■ Brief:
Locate and copy each line in the data that contains the word "внутри".

# start of Given entries

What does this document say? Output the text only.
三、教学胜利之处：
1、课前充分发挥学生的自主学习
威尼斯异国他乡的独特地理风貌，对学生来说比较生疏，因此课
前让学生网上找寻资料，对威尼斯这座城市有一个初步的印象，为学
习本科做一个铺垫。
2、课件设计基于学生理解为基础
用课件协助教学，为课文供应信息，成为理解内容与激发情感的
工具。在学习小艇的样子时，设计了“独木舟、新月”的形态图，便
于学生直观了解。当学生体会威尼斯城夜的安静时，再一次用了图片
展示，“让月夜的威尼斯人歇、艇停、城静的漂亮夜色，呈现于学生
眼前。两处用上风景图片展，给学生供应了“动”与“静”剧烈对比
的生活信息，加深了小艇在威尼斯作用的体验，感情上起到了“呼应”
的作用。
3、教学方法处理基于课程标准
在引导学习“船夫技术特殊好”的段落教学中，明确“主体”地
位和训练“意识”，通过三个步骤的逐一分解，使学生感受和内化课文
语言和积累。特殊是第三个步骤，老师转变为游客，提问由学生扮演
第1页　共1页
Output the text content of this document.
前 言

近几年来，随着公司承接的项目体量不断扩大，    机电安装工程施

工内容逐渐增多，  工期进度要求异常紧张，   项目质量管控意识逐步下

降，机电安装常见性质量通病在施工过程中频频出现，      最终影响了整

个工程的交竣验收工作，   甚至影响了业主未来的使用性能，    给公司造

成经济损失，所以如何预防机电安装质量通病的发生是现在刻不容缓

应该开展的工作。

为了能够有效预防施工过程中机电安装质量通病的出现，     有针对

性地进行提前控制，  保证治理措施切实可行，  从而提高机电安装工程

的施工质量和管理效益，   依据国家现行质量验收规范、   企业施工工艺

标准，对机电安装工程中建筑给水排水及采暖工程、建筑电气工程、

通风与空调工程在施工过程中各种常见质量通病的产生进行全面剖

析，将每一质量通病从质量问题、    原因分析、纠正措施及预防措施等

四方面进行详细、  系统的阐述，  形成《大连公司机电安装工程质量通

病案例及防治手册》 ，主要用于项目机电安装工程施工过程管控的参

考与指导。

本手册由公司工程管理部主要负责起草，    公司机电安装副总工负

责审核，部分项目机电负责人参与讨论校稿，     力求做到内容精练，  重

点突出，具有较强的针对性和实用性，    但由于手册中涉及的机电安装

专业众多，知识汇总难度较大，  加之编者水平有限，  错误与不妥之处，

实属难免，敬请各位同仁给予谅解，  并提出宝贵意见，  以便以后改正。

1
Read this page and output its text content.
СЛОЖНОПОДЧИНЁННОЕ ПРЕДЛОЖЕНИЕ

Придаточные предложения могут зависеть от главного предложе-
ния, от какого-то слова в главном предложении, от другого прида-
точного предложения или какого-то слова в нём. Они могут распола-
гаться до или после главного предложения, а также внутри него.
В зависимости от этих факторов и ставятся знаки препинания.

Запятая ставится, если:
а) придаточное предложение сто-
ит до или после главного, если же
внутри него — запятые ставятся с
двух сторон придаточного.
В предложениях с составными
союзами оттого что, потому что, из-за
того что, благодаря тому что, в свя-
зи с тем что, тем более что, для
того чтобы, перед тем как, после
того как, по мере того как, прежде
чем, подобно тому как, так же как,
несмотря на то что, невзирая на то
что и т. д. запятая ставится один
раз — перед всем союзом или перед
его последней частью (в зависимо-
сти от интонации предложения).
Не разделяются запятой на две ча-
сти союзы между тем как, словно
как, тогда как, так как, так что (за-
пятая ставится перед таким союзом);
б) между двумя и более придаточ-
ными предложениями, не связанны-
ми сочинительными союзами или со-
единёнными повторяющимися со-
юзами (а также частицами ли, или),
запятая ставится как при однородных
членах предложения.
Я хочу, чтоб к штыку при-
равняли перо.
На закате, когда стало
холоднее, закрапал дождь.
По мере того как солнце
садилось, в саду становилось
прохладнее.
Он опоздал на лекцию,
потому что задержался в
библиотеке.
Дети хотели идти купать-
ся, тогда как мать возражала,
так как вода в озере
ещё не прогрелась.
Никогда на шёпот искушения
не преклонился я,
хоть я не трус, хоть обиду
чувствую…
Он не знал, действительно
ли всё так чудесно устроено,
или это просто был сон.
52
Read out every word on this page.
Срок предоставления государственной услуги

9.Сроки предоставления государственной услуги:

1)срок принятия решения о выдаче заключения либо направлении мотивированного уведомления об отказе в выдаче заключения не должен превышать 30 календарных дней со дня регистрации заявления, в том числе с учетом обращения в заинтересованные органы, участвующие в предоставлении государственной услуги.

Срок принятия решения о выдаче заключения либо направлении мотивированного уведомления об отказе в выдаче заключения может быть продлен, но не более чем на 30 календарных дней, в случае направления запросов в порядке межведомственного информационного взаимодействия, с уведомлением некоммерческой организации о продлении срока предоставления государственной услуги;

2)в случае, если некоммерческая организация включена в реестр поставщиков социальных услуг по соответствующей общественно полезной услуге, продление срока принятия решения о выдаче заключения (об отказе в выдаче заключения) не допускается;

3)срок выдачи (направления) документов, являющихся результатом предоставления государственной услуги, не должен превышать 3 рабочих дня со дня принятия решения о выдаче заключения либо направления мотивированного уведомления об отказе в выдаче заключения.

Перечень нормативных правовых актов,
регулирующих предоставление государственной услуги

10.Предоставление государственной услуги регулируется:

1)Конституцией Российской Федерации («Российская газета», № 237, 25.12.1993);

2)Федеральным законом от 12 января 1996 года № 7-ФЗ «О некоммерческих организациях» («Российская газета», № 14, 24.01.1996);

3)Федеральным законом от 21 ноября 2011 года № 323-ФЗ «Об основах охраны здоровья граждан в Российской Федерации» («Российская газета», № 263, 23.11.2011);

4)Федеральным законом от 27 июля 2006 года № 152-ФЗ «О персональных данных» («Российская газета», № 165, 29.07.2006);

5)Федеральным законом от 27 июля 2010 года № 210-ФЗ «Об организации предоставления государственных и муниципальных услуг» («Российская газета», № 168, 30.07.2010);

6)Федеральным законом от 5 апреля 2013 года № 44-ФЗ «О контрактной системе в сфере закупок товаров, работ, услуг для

# end of Given entries

■ Response to this exercise:
гаться до или после главного предложения, а также внутри него.
внутри него — запятые ставятся с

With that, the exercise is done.